• [MATERIAL FOR THIS TASK]:
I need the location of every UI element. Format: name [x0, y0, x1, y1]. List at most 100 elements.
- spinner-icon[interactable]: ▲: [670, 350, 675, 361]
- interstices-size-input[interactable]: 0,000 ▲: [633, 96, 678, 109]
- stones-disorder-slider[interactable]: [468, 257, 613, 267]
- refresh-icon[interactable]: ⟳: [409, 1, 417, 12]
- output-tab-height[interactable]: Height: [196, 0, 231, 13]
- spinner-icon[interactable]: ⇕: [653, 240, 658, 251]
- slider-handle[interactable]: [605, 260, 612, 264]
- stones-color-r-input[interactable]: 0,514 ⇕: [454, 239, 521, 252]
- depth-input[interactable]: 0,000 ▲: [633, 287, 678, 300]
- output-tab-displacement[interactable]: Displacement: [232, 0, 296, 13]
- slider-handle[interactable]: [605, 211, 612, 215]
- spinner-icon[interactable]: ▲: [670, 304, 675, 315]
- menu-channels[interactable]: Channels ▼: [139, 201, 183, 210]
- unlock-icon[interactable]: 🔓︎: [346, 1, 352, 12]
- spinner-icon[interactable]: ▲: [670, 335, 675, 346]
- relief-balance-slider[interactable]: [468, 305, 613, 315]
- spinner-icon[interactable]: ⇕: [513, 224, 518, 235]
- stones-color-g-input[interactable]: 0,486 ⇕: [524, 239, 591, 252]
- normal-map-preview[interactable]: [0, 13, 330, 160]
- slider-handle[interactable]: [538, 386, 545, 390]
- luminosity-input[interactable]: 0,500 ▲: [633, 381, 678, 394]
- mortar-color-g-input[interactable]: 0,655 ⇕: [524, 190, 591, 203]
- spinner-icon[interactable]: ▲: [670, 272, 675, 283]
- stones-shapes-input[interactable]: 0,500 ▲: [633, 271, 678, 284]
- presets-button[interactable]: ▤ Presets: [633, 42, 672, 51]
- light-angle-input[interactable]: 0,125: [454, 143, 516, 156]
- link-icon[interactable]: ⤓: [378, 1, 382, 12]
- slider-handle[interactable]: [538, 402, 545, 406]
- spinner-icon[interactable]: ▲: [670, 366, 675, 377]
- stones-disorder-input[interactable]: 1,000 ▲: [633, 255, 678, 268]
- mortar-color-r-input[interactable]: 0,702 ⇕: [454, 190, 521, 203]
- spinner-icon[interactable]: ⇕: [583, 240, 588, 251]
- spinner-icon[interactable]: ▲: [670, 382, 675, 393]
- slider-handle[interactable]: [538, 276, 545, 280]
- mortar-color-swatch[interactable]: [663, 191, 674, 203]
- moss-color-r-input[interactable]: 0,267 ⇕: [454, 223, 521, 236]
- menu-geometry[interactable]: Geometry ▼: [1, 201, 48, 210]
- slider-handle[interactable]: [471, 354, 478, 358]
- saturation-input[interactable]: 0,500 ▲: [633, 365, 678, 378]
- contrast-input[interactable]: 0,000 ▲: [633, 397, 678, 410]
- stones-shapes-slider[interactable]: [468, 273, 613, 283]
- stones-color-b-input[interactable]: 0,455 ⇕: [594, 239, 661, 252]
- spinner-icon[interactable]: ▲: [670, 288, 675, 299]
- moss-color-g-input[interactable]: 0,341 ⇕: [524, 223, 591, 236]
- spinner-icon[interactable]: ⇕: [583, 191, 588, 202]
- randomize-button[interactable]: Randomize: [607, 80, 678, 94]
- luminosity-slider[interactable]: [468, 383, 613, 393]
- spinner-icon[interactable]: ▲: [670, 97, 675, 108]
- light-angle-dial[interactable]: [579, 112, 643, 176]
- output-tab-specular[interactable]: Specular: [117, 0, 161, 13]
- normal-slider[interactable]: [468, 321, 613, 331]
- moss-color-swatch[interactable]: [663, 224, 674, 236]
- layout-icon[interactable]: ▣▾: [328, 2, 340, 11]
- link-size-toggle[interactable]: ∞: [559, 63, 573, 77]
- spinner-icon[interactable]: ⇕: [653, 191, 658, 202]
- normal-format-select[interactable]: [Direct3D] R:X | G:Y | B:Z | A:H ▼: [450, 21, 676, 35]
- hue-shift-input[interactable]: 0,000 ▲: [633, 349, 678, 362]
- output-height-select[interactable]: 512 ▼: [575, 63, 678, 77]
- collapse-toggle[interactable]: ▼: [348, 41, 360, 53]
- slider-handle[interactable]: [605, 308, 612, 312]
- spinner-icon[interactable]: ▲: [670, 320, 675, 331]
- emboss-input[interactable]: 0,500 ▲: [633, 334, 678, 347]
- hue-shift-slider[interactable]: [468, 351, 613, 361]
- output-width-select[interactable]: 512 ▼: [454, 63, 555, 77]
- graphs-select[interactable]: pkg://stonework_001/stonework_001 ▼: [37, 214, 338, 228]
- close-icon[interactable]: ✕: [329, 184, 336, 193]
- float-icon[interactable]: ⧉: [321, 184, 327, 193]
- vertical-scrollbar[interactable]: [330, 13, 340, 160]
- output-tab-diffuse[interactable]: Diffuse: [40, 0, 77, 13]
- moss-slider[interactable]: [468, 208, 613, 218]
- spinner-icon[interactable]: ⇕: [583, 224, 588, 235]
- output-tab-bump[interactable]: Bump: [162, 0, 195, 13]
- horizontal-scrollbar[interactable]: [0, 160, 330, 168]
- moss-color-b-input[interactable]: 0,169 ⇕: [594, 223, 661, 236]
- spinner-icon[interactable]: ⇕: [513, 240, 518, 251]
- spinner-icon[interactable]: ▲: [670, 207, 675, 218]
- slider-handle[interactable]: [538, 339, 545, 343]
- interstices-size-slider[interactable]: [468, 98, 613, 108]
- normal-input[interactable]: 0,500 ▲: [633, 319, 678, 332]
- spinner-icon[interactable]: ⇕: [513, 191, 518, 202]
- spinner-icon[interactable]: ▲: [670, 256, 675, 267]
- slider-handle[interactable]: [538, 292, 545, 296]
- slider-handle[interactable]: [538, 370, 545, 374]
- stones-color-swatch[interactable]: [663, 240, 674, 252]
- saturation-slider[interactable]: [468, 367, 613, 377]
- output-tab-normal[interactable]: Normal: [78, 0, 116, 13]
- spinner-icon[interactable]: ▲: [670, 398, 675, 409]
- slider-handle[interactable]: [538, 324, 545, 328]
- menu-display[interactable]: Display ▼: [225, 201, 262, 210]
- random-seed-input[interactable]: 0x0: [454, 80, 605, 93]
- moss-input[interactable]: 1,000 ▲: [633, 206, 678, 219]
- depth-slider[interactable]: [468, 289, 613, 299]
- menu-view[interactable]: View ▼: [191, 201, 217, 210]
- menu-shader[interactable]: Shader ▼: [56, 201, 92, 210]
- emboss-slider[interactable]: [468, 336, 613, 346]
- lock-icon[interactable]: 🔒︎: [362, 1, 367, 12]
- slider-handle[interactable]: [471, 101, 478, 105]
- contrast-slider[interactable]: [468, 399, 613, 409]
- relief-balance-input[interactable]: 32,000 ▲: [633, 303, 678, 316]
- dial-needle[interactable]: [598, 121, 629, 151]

• [DIRECTIONS]: Extract every line from the entries above that contains the string "contrast". Case counts.

• [REPLY]:
- contrast-input[interactable]: 0,000 ▲: [633, 397, 678, 410]
- contrast-slider[interactable]: [468, 399, 613, 409]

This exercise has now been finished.